Requirements: Below are some records; reproduce every one of them exactly.

Material for this exercise:
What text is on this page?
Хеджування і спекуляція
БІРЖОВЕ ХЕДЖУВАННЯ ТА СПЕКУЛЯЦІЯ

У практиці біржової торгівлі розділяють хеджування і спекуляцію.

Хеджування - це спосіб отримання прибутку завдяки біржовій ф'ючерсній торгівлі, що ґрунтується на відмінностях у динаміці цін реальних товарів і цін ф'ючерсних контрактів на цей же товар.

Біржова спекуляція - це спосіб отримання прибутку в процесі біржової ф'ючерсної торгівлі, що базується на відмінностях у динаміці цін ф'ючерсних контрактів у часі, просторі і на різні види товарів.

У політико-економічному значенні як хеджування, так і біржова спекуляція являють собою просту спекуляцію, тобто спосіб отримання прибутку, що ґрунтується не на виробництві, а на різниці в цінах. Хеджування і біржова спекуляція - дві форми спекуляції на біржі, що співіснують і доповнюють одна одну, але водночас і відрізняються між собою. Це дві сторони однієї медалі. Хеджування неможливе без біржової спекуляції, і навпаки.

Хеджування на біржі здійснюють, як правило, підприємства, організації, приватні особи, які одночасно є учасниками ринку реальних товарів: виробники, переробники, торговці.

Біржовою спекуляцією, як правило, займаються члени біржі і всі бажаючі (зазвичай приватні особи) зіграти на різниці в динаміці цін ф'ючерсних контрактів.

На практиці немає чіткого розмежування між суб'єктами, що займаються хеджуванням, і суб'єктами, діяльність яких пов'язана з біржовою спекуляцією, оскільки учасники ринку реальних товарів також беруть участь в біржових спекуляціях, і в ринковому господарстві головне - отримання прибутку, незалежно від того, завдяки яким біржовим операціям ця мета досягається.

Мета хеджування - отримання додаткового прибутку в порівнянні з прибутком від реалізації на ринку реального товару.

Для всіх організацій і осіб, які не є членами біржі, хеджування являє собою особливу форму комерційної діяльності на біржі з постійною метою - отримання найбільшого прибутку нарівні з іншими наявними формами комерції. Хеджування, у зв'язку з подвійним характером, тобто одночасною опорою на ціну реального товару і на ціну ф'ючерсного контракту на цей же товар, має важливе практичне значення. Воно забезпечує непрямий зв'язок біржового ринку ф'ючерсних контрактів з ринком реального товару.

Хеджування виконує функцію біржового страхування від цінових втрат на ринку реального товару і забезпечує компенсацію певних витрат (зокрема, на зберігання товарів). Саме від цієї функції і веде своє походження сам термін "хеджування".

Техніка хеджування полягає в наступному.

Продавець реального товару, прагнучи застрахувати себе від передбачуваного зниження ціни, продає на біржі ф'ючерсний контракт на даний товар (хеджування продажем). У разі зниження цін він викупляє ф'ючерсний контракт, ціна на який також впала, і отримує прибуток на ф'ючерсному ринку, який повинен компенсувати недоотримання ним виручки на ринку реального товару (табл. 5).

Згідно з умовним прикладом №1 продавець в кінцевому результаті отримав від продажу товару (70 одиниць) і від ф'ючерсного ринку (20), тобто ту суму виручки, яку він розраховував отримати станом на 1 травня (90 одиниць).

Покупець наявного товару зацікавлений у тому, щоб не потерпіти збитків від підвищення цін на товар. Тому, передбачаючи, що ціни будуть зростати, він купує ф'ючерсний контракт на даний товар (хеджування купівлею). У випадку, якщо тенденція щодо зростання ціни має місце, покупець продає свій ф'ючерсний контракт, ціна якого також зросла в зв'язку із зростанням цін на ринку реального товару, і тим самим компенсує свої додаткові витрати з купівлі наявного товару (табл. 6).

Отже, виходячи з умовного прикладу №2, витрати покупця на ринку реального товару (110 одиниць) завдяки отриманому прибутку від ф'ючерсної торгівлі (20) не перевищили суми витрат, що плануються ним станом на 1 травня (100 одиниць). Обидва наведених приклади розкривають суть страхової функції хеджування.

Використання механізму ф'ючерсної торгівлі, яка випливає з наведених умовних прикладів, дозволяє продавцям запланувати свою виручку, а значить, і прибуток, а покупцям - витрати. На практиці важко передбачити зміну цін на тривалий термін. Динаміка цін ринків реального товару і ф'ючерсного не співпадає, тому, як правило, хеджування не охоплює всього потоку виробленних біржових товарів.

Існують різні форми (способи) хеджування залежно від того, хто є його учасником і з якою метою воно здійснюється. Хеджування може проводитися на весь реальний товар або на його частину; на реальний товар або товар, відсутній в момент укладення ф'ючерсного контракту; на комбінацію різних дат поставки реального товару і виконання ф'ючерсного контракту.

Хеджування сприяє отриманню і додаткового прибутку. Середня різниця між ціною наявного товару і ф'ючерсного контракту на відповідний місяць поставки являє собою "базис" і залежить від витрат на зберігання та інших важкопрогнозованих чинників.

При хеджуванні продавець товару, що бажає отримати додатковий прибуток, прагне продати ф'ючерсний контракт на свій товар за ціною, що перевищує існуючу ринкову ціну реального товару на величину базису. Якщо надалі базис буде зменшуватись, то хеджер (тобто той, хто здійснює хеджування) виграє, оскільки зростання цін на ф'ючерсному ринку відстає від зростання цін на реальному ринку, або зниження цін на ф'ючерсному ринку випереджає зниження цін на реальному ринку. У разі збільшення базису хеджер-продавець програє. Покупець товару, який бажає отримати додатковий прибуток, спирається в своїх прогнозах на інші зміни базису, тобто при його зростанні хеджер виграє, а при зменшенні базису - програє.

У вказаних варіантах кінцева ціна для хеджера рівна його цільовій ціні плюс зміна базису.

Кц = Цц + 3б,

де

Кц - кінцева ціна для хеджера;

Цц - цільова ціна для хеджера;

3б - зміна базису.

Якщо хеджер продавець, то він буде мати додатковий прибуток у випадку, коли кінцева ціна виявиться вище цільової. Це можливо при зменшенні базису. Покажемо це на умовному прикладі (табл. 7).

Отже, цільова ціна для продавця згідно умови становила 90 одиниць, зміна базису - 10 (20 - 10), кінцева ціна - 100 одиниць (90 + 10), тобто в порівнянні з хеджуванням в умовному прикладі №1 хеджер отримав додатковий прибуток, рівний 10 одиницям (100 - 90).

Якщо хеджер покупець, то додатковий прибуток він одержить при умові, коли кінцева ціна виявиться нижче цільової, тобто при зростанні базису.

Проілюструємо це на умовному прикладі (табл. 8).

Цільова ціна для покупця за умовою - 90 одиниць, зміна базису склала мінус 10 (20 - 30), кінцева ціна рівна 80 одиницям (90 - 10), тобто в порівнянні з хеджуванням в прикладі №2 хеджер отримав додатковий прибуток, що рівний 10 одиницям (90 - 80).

Reply:
What text is on this page?
Хеджування і спекуляція
БІРЖОВЕ ХЕДЖУВАННЯ ТА СПЕКУЛЯЦІЯ

У практиці біржової торгівлі розділяють хеджування і спекуляцію.

Хеджування - це спосіб отримання прибутку завдяки біржовій ф'ючерсній торгівлі, що ґрунтується на відмінностях у динаміці цін реальних товарів і цін ф'ючерсних контрактів на цей же товар.

Біржова спекуляція - це спосіб отримання прибутку в процесі біржової ф'ючерсної торгівлі, що базується на відмінностях у динаміці цін ф'ючерсних контрактів у часі, просторі і на різні види товарів.

У політико-економічному значенні як хеджування, так і біржова спекуляція являють собою просту спекуляцію, тобто спосіб отримання прибутку, що ґрунтується не на виробництві, а на різниці в цінах. Хеджування і біржова спекуляція - дві форми спекуляції на біржі, що співіснують і доповнюють одна одну, але водночас і відрізняються між собою. Це дві сторони однієї медалі. Хеджування неможливе без біржової спекуляції, і навпаки.

Хеджування на біржі здійснюють, як правило, підприємства, організації, приватні особи, які одночасно є учасниками ринку реальних товарів: виробники, переробники, торговці.

Біржовою спекуляцією, як правило, займаються члени біржі і всі бажаючі (зазвичай приватні особи) зіграти на різниці в динаміці цін ф'ючерсних контрактів.

На практиці немає чіткого розмежування між суб'єктами, що займаються хеджуванням, і суб'єктами, діяльність яких пов'язана з біржовою спекуляцією, оскільки учасники ринку реальних товарів також беруть участь в біржових спекуляціях, і в ринковому господарстві головне - отримання прибутку, незалежно від того, завдяки яким біржовим операціям ця мета досягається.

Мета хеджування - отримання додаткового прибутку в порівнянні з прибутком від реалізації на ринку реального товару.

Для всіх організацій і осіб, які не є членами біржі, хеджування являє собою особливу форму комерційної діяльності на біржі з постійною метою - отримання найбільшого прибутку нарівні з іншими наявними формами комерції. Хеджування, у зв'язку з подвійним характером, тобто одночасною опорою на ціну реального товару і на ціну ф'ючерсного контракту на цей же товар, має важливе практичне значення. Воно забезпечує непрямий зв'язок біржового ринку ф'ючерсних контрактів з ринком реального товару.

Хеджування виконує функцію біржового страхування від цінових втрат на ринку реального товару і забезпечує компенсацію певних витрат (зокрема, на зберігання товарів). Саме від цієї функції і веде своє походження сам термін "хеджування".

Техніка хеджування полягає в наступному.

Продавець реального товару, прагнучи застрахувати себе від передбачуваного зниження ціни, продає на біржі ф'ючерсний контракт на даний товар (хеджування продажем). У разі зниження цін він викупляє ф'ючерсний контракт, ціна на який також впала, і отримує прибуток на ф'ючерсному ринку, який повинен компенсувати недоотримання ним виручки на ринку реального товару (табл. 5).

Згідно з умовним прикладом №1 продавець в кінцевому результаті отримав від продажу товару (70 одиниць) і від ф'ючерсного ринку (20), тобто ту суму виручки, яку він розраховував отримати станом на 1 травня (90 одиниць).

Покупець наявного товару зацікавлений у тому, щоб не потерпіти збитків від підвищення цін на товар. Тому, передбачаючи, що ціни будуть зростати, він купує ф'ючерсний контракт на даний товар (хеджування купівлею). У випадку, якщо тенденція щодо зростання ціни має місце, покупець продає свій ф'ючерсний контракт, ціна якого також зросла в зв'язку із зростанням цін на ринку реального товару, і тим самим компенсує свої додаткові витрати з купівлі наявного товару (табл. 6).

Отже, виходячи з умовного прикладу №2, витрати покупця на ринку реального товару (110 одиниць) завдяки отриманому прибутку від ф'ючерсної торгівлі (20) не перевищили суми витрат, що плануються ним станом на 1 травня (100 одиниць). Обидва наведених приклади розкривають суть страхової функції хеджування.

Використання механізму ф'ючерсної торгівлі, яка випливає з наведених умовних прикладів, дозволяє продавцям запланувати свою виручку, а значить, і прибуток, а покупцям - витрати. На практиці важко передбачити зміну цін на тривалий термін. Динаміка цін ринків реального товару і ф'ючерсного не співпадає, тому, як правило, хеджування не охоплює всього потоку виробленних біржових товарів.

Існують різні форми (способи) хеджування залежно від того, хто є його учасником і з якою метою воно здійснюється. Хеджування може проводитися на весь реальний товар або на його частину; на реальний товар або товар, відсутній в момент укладення ф'ючерсного контракту; на комбінацію різних дат поставки реального товару і виконання ф'ючерсного контракту.

Хеджування сприяє отриманню і додаткового прибутку. Середня різниця між ціною наявного товару і ф'ючерсного контракту на відповідний місяць поставки являє собою "базис" і залежить від витрат на зберігання та інших важкопрогнозованих чинників.

При хеджуванні продавець товару, що бажає отримати додатковий прибуток, прагне продати ф'ючерсний контракт на свій товар за ціною, що перевищує існуючу ринкову ціну реального товару на величину базису. Якщо надалі базис буде зменшуватись, то хеджер (тобто той, хто здійснює хеджування) виграє, оскільки зростання цін на ф'ючерсному ринку відстає від зростання цін на реальному ринку, або зниження цін на ф'ючерсному ринку випереджає зниження цін на реальному ринку. У разі збільшення базису хеджер-продавець програє. Покупець товару, який бажає отримати додатковий прибуток, спирається в своїх прогнозах на інші зміни базису, тобто при його зростанні хеджер виграє, а при зменшенні базису - програє.

У вказаних варіантах кінцева ціна для хеджера рівна його цільовій ціні плюс зміна базису.

Кц = Цц + 3б,

де

Кц - кінцева ціна для хеджера;

Цц - цільова ціна для хеджера;

3б - зміна базису.

Якщо хеджер продавець, то він буде мати додатковий прибуток у випадку, коли кінцева ціна виявиться вище цільової. Це можливо при зменшенні базису. Покажемо це на умовному прикладі (табл. 7).

Отже, цільова ціна для продавця згідно умови становила 90 одиниць, зміна базису - 10 (20 - 10), кінцева ціна - 100 одиниць (90 + 10), тобто в порівнянні з хеджуванням в умовному прикладі №1 хеджер отримав додатковий прибуток, рівний 10 одиницям (100 - 90).

Якщо хеджер покупець, то додатковий прибуток він одержить при умові, коли кінцева ціна виявиться нижче цільової, тобто при зростанні базису.

Проілюструємо це на умовному прикладі (табл. 8).

Цільова ціна для покупця за умовою - 90 одиниць, зміна базису склала мінус 10 (20 - 30), кінцева ціна рівна 80 одиницям (90 - 10), тобто в порівнянні з хеджуванням в прикладі №2 хеджер отримав додатковий прибуток, що рівний 10 одиницям (90 - 80).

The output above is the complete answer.